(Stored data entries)
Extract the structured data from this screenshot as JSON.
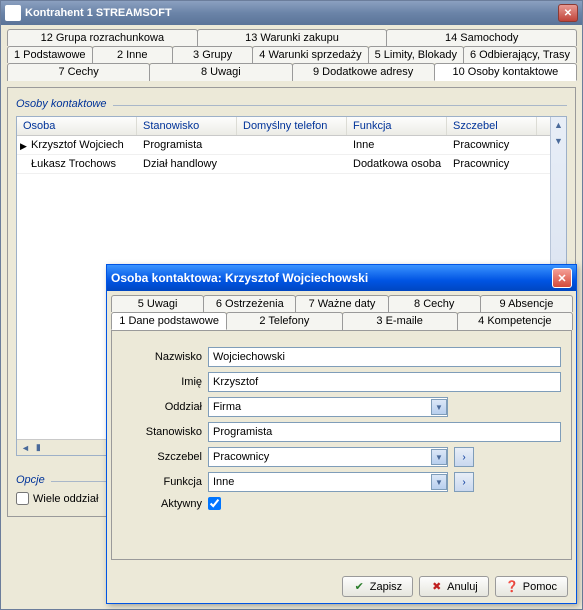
{
  "window": {
    "title": "Kontrahent  1  STREAMSOFT"
  },
  "tabs": {
    "row1": [
      "12 Grupa rozrachunkowa",
      "13 Warunki zakupu",
      "14 Samochody"
    ],
    "row2": [
      "1 Podstawowe",
      "2 Inne",
      "3 Grupy",
      "4 Warunki sprzedaży",
      "5 Limity, Blokady",
      "6 Odbierający, Trasy"
    ],
    "row3": [
      "7 Cechy",
      "8 Uwagi",
      "9 Dodatkowe adresy",
      "10 Osoby kontaktowe"
    ]
  },
  "group": {
    "contacts": "Osoby kontaktowe"
  },
  "grid": {
    "headers": {
      "osoba": "Osoba",
      "stanowisko": "Stanowisko",
      "telefon": "Domyślny telefon",
      "funkcja": "Funkcja",
      "szczebel": "Szczebel"
    },
    "rows": [
      {
        "marker": "▶",
        "osoba": "Krzysztof Wojciech",
        "stanowisko": "Programista",
        "telefon": "",
        "funkcja": "Inne",
        "szczebel": "Pracownicy"
      },
      {
        "marker": "",
        "osoba": "Łukasz Trochows",
        "stanowisko": "Dział handlowy",
        "telefon": "",
        "funkcja": "Dodatkowa osoba",
        "szczebel": "Pracownicy"
      }
    ]
  },
  "options": {
    "label": "Opcje",
    "multi": "Wiele oddział"
  },
  "dialog": {
    "title": "Osoba kontaktowa: Krzysztof Wojciechowski",
    "tabs": {
      "row1": [
        "5 Uwagi",
        "6 Ostrzeżenia",
        "7 Ważne daty",
        "8 Cechy",
        "9 Absencje"
      ],
      "row2": [
        "1 Dane podstawowe",
        "2 Telefony",
        "3 E-maile",
        "4 Kompetencje"
      ]
    },
    "form": {
      "labels": {
        "nazwisko": "Nazwisko",
        "imie": "Imię",
        "oddzial": "Oddział",
        "stanowisko": "Stanowisko",
        "szczebel": "Szczebel",
        "funkcja": "Funkcja",
        "aktywny": "Aktywny"
      },
      "values": {
        "nazwisko": "Wojciechowski",
        "imie": "Krzysztof",
        "oddzial": "Firma",
        "stanowisko": "Programista",
        "szczebel": "Pracownicy",
        "funkcja": "Inne"
      }
    },
    "buttons": {
      "save": "Zapisz",
      "cancel": "Anuluj",
      "help": "Pomoc"
    }
  }
}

__What you have to do__.
Look back over the material above and state how many lines hold the word "nazwisko". Write the number and nothing else.

__Solution for this problem__.
2